▶ **DESCRIPTION OF THE TASK**
Print all the data, keeping every line exactly as it is.

▶ **RECORDS TO PROCESS**
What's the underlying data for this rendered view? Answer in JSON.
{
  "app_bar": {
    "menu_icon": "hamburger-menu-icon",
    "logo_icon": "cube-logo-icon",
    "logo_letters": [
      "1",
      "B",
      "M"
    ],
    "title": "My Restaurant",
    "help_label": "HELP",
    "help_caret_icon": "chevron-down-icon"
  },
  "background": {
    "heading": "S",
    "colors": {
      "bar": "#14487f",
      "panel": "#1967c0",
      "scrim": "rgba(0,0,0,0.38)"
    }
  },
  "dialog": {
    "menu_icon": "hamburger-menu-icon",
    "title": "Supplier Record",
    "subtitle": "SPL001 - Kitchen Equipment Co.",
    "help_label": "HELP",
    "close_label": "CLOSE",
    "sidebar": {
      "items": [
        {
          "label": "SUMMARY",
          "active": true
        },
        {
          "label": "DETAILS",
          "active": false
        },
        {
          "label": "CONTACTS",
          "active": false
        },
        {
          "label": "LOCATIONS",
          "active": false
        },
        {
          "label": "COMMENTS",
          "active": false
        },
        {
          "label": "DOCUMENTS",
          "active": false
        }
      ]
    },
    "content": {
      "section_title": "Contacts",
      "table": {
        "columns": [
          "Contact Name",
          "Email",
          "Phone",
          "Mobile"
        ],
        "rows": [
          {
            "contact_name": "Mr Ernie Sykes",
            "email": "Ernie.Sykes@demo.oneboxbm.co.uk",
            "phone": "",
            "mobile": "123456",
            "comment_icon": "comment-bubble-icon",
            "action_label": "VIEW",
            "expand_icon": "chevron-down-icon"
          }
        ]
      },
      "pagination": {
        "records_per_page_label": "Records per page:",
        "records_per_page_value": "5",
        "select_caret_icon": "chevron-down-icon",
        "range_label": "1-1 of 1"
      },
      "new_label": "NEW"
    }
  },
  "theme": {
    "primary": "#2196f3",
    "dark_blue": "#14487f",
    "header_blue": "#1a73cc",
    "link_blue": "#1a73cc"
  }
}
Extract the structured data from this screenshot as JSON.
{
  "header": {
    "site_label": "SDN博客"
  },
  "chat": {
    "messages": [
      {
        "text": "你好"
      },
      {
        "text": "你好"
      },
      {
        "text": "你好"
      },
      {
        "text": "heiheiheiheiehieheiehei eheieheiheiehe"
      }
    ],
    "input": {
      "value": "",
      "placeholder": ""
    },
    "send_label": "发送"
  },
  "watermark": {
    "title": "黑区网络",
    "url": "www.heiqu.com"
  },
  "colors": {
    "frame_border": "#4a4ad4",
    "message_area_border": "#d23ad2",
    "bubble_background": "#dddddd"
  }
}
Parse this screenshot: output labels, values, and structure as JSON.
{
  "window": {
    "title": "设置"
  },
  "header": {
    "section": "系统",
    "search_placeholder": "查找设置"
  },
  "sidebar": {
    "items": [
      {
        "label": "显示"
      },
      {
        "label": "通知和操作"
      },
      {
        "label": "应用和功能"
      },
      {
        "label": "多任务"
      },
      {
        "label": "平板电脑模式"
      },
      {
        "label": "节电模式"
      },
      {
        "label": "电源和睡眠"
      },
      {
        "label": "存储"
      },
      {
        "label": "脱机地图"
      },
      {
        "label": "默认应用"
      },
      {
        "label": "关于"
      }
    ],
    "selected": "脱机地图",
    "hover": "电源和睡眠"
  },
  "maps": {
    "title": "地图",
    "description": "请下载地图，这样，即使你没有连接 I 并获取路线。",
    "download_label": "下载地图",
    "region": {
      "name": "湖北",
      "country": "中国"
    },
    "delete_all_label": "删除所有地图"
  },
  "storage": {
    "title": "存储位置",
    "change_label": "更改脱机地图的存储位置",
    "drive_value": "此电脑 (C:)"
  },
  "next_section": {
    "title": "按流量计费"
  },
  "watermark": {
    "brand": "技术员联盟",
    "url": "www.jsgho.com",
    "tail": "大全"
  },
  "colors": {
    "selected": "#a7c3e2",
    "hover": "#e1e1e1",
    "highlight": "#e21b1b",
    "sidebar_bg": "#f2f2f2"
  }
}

▶ **RESPONSE FOR THIS EXERCISE**
What's the underlying data for this rendered view? Answer in JSON.
{
  "app_bar": {
    "menu_icon": "hamburger-menu-icon",
    "logo_icon": "cube-logo-icon",
    "logo_letters": [
      "1",
      "B",
      "M"
    ],
    "title": "My Restaurant",
    "help_label": "HELP",
    "help_caret_icon": "chevron-down-icon"
  },
  "background": {
    "heading": "S",
    "colors": {
      "bar": "#14487f",
      "panel": "#1967c0",
      "scrim": "rgba(0,0,0,0.38)"
    }
  },
  "dialog": {
    "menu_icon": "hamburger-menu-icon",
    "title": "Supplier Record",
    "subtitle": "SPL001 - Kitchen Equipment Co.",
    "help_label": "HELP",
    "close_label": "CLOSE",
    "sidebar": {
      "items": [
        {
          "label": "SUMMARY",
          "active": true
        },
        {
          "label": "DETAILS",
          "active": false
        },
        {
          "label": "CONTACTS",
          "active": false
        },
        {
          "label": "LOCATIONS",
          "active": false
        },
        {
          "label": "COMMENTS",
          "active": false
        },
        {
          "label": "DOCUMENTS",
          "active": false
        }
      ]
    },
    "content": {
      "section_title": "Contacts",
      "table": {
        "columns": [
          "Contact Name",
          "Email",
          "Phone",
          "Mobile"
        ],
        "rows": [
          {
            "contact_name": "Mr Ernie Sykes",
            "email": "Ernie.Sykes@demo.oneboxbm.co.uk",
            "phone": "",
            "mobile": "123456",
            "comment_icon": "comment-bubble-icon",
            "action_label": "VIEW",
            "expand_icon": "chevron-down-icon"
          }
        ]
      },
      "pagination": {
        "records_per_page_label": "Records per page:",
        "records_per_page_value": "5",
        "select_caret_icon": "chevron-down-icon",
        "range_label": "1-1 of 1"
      },
      "new_label": "NEW"
    }
  },
  "theme": {
    "primary": "#2196f3",
    "dark_blue": "#14487f",
    "header_blue": "#1a73cc",
    "link_blue": "#1a73cc"
  }
}
Extract the structured data from this screenshot as JSON.
{
  "header": {
    "site_label": "SDN博客"
  },
  "chat": {
    "messages": [
      {
        "text": "你好"
      },
      {
        "text": "你好"
      },
      {
        "text": "你好"
      },
      {
        "text": "heiheiheiheiehieheiehei eheieheiheiehe"
      }
    ],
    "input": {
      "value": "",
      "placeholder": ""
    },
    "send_label": "发送"
  },
  "watermark": {
    "title": "黑区网络",
    "url": "www.heiqu.com"
  },
  "colors": {
    "frame_border": "#4a4ad4",
    "message_area_border": "#d23ad2",
    "bubble_background": "#dddddd"
  }
}
Parse this screenshot: output labels, values, and structure as JSON.
{
  "window": {
    "title": "设置"
  },
  "header": {
    "section": "系统",
    "search_placeholder": "查找设置"
  },
  "sidebar": {
    "items": [
      {
        "label": "显示"
      },
      {
        "label": "通知和操作"
      },
      {
        "label": "应用和功能"
      },
      {
        "label": "多任务"
      },
      {
        "label": "平板电脑模式"
      },
      {
        "label": "节电模式"
      },
      {
        "label": "电源和睡眠"
      },
      {
        "label": "存储"
      },
      {
        "label": "脱机地图"
      },
      {
        "label": "默认应用"
      },
      {
        "label": "关于"
      }
    ],
    "selected": "脱机地图",
    "hover": "电源和睡眠"
  },
  "maps": {
    "title": "地图",
    "description": "请下载地图，这样，即使你没有连接 I 并获取路线。",
    "download_label": "下载地图",
    "region": {
      "name": "湖北",
      "country": "中国"
    },
    "delete_all_label": "删除所有地图"
  },
  "storage": {
    "title": "存储位置",
    "change_label": "更改脱机地图的存储位置",
    "drive_value": "此电脑 (C:)"
  },
  "next_section": {
    "title": "按流量计费"
  },
  "watermark": {
    "brand": "技术员联盟",
    "url": "www.jsgho.com",
    "tail": "大全"
  },
  "colors": {
    "selected": "#a7c3e2",
    "hover": "#e1e1e1",
    "highlight": "#e21b1b",
    "sidebar_bg": "#f2f2f2"
  }
}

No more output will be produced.